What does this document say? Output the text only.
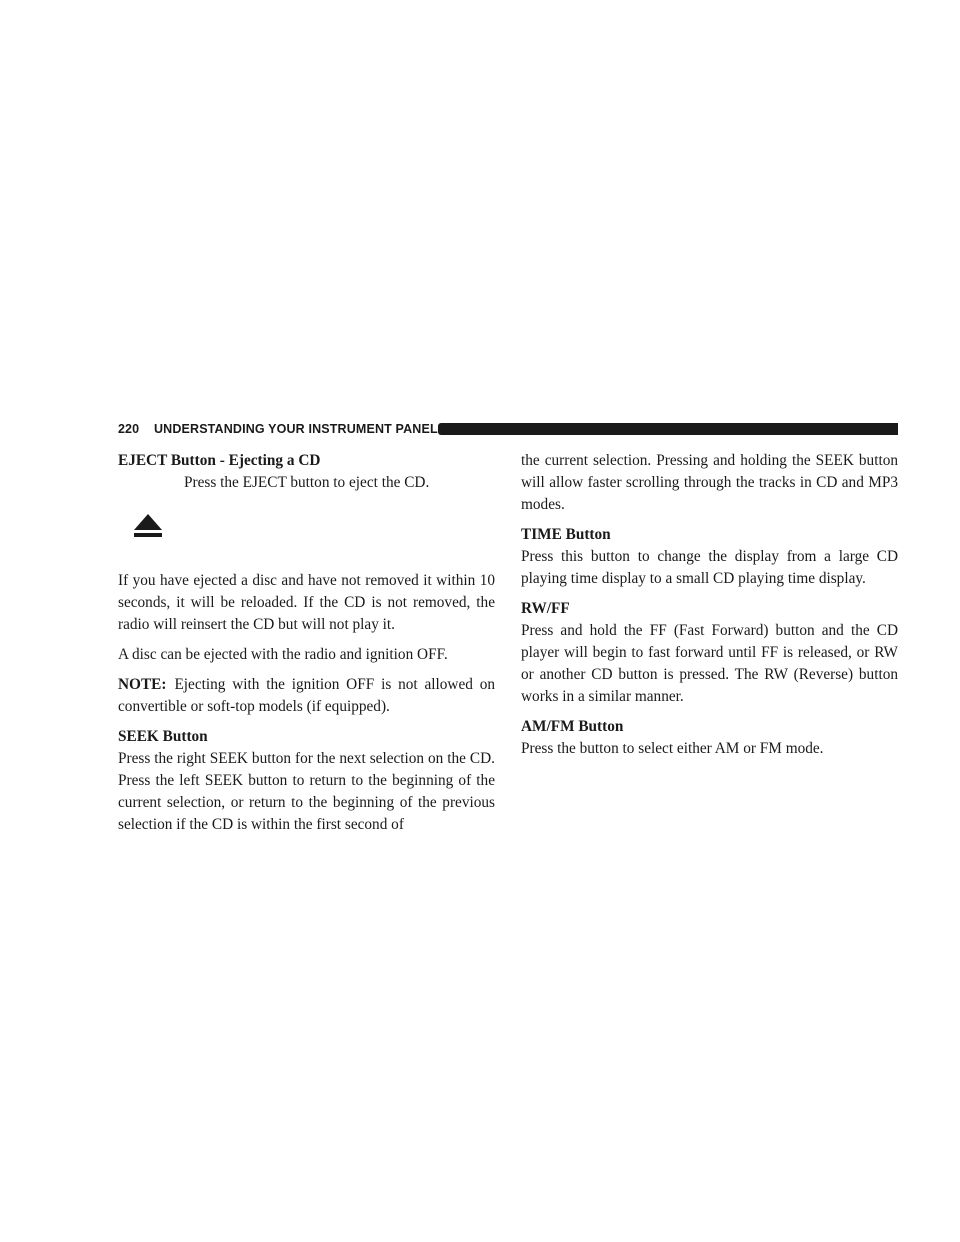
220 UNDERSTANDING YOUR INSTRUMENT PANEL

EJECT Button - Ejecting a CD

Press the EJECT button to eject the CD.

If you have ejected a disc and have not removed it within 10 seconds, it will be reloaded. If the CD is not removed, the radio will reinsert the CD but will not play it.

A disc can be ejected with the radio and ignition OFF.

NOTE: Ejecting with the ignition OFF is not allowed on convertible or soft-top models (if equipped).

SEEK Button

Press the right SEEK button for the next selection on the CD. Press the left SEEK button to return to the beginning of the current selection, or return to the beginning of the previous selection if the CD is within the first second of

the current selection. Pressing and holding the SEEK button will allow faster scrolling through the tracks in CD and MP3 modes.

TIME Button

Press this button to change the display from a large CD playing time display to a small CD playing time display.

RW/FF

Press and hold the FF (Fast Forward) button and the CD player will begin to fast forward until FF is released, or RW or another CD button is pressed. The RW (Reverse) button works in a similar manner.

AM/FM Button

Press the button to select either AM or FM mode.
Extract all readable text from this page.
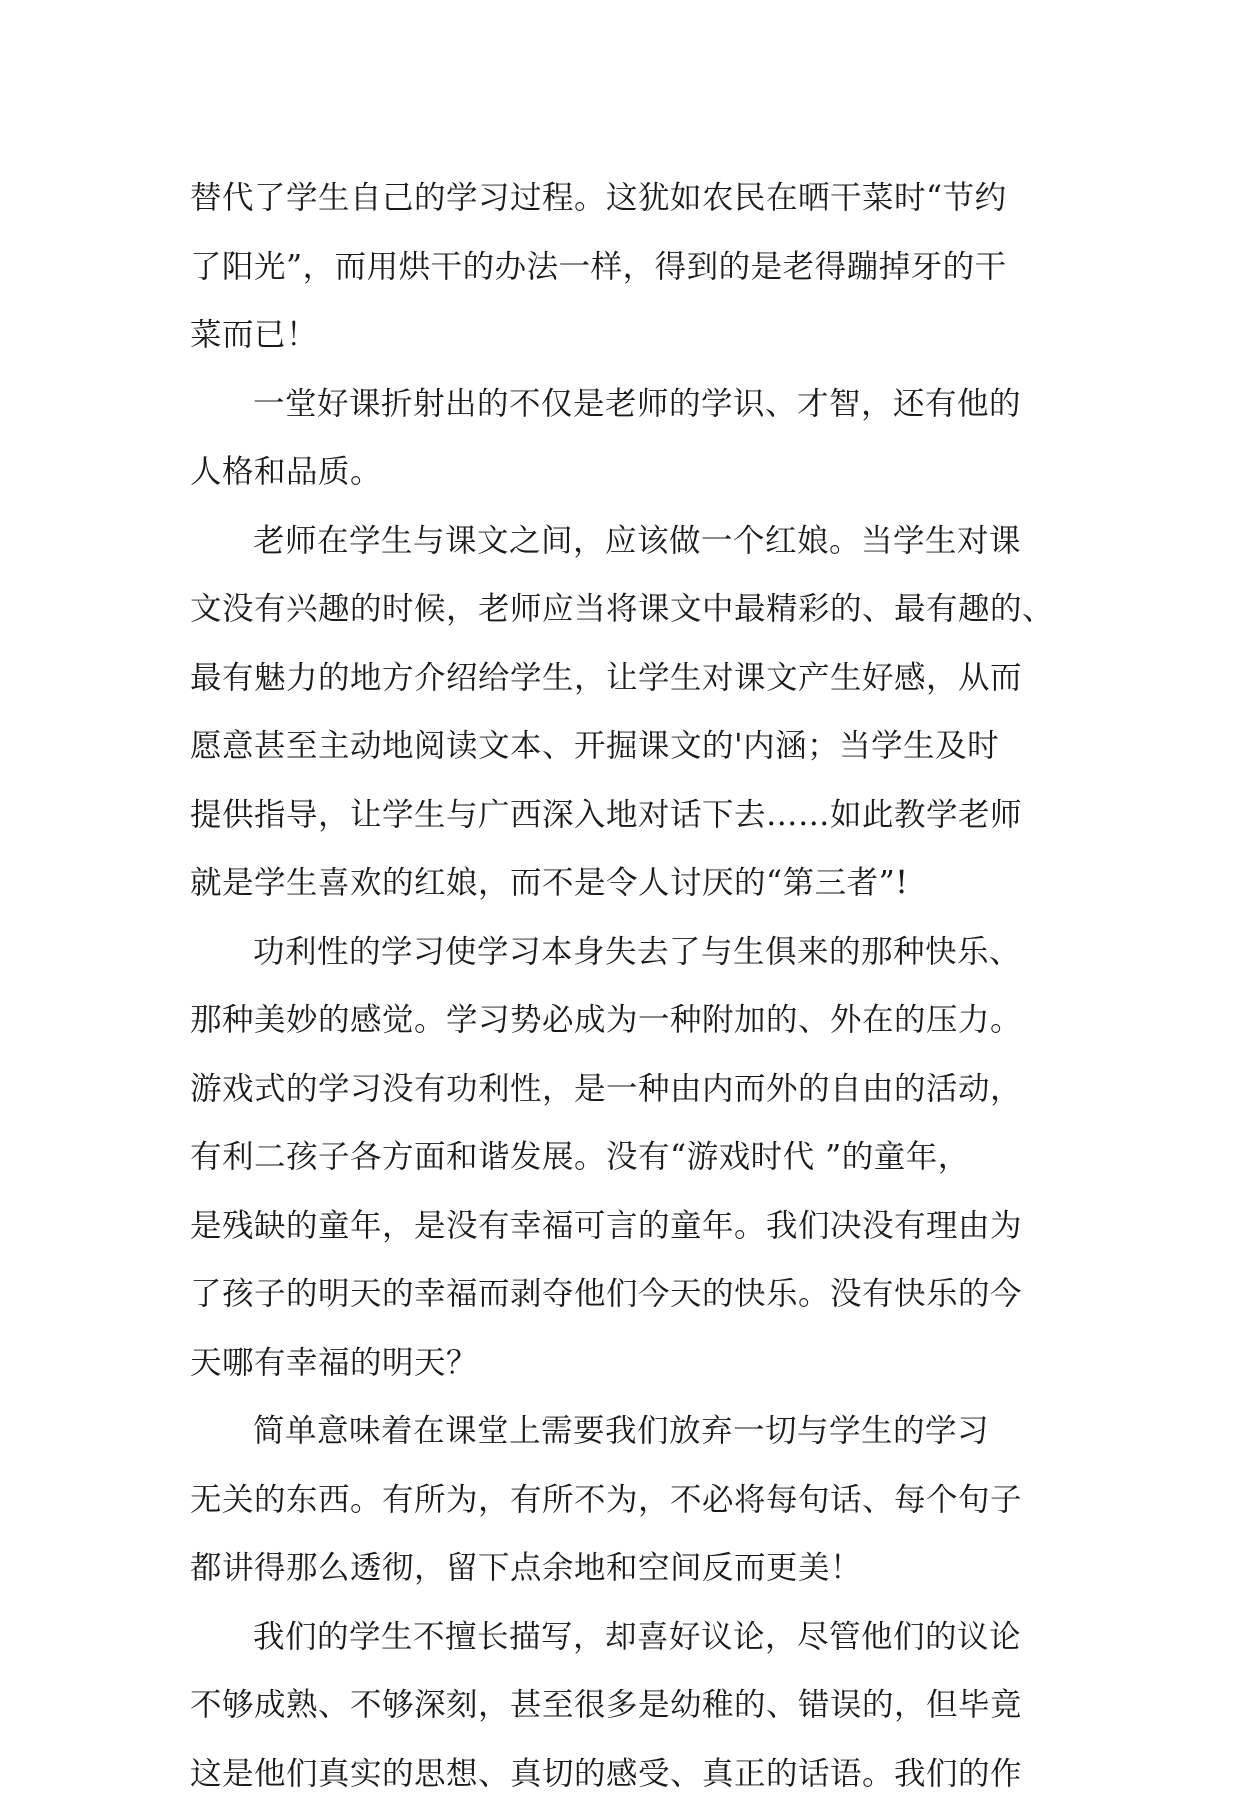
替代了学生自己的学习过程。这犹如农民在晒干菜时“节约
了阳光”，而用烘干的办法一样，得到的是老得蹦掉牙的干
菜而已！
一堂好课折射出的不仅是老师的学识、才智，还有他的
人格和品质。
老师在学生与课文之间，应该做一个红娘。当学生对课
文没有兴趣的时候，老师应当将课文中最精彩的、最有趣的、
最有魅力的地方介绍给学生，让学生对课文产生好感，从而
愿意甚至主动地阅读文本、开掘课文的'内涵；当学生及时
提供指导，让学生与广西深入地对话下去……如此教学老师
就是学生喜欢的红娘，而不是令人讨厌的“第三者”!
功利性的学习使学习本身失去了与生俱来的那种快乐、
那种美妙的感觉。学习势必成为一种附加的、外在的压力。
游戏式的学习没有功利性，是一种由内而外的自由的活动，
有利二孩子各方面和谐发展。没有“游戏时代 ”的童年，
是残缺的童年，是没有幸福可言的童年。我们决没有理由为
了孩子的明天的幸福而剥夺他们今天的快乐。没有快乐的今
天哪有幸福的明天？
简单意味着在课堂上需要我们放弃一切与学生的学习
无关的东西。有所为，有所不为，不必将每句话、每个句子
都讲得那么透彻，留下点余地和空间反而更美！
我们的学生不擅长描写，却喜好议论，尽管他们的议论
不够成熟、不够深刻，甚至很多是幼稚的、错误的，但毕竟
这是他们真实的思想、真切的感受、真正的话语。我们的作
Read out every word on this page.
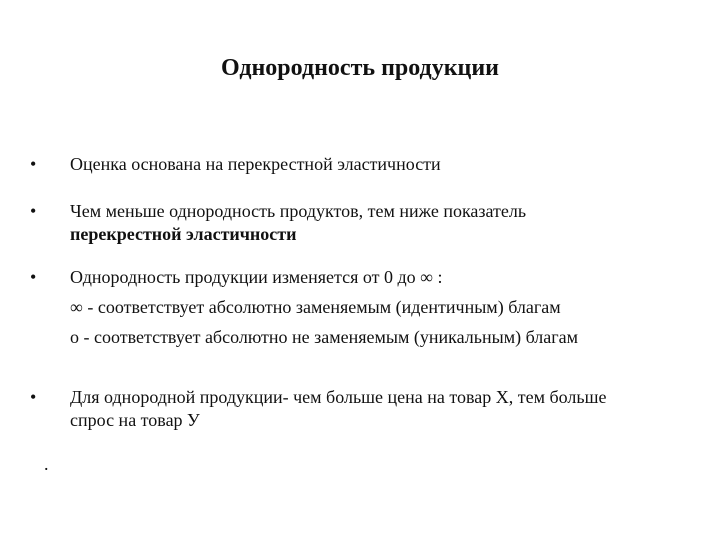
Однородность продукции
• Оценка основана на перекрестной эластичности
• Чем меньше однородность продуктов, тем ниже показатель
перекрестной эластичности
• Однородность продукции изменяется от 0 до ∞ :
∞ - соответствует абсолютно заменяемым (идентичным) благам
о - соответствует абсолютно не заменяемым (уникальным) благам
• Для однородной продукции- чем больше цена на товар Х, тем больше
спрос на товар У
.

+ + +

- [Goal]:
Every entry above should be duplicated exactly. Do not include the images.

- [Problem solution]:
What does this document say? Output the text only.
220 UNDERSTANDING YOUR INSTRUMENT PANEL

EJECT Button - Ejecting a CD

Press the EJECT button to eject the CD.

If you have ejected a disc and have not removed it within 10 seconds, it will be reloaded. If the CD is not removed, the radio will reinsert the CD but will not play it.

A disc can be ejected with the radio and ignition OFF.

NOTE: Ejecting with the ignition OFF is not allowed on convertible or soft-top models (if equipped).

SEEK Button

Press the right SEEK button for the next selection on the CD. Press the left SEEK button to return to the beginning of the current selection, or return to the beginning of the previous selection if the CD is within the first second of

the current selection. Pressing and holding the SEEK button will allow faster scrolling through the tracks in CD and MP3 modes.

TIME Button

Press this button to change the display from a large CD playing time display to a small CD playing time display.

RW/FF

Press and hold the FF (Fast Forward) button and the CD player will begin to fast forward until FF is released, or RW or another CD button is pressed. The RW (Reverse) button works in a similar manner.

AM/FM Button

Press the button to select either AM or FM mode.
Extract all readable text from this page.
替代了学生自己的学习过程。这犹如农民在晒干菜时“节约
了阳光”，而用烘干的办法一样，得到的是老得蹦掉牙的干
菜而已！
一堂好课折射出的不仅是老师的学识、才智，还有他的
人格和品质。
老师在学生与课文之间，应该做一个红娘。当学生对课
文没有兴趣的时候，老师应当将课文中最精彩的、最有趣的、
最有魅力的地方介绍给学生，让学生对课文产生好感，从而
愿意甚至主动地阅读文本、开掘课文的'内涵；当学生及时
提供指导，让学生与广西深入地对话下去……如此教学老师
就是学生喜欢的红娘，而不是令人讨厌的“第三者”!
功利性的学习使学习本身失去了与生俱来的那种快乐、
那种美妙的感觉。学习势必成为一种附加的、外在的压力。
游戏式的学习没有功利性，是一种由内而外的自由的活动，
有利二孩子各方面和谐发展。没有“游戏时代 ”的童年，
是残缺的童年，是没有幸福可言的童年。我们决没有理由为
了孩子的明天的幸福而剥夺他们今天的快乐。没有快乐的今
天哪有幸福的明天？
简单意味着在课堂上需要我们放弃一切与学生的学习
无关的东西。有所为，有所不为，不必将每句话、每个句子
都讲得那么透彻，留下点余地和空间反而更美！
我们的学生不擅长描写，却喜好议论，尽管他们的议论
不够成熟、不够深刻，甚至很多是幼稚的、错误的，但毕竟
这是他们真实的思想、真切的感受、真正的话语。我们的作
Read out every word on this page.
Однородность продукции
• Оценка основана на перекрестной эластичности
• Чем меньше однородность продуктов, тем ниже показатель
перекрестной эластичности
• Однородность продукции изменяется от 0 до ∞ :
∞ - соответствует абсолютно заменяемым (идентичным) благам
о - соответствует абсолютно не заменяемым (уникальным) благам
• Для однородной продукции- чем больше цена на товар Х, тем больше
спрос на товар У
.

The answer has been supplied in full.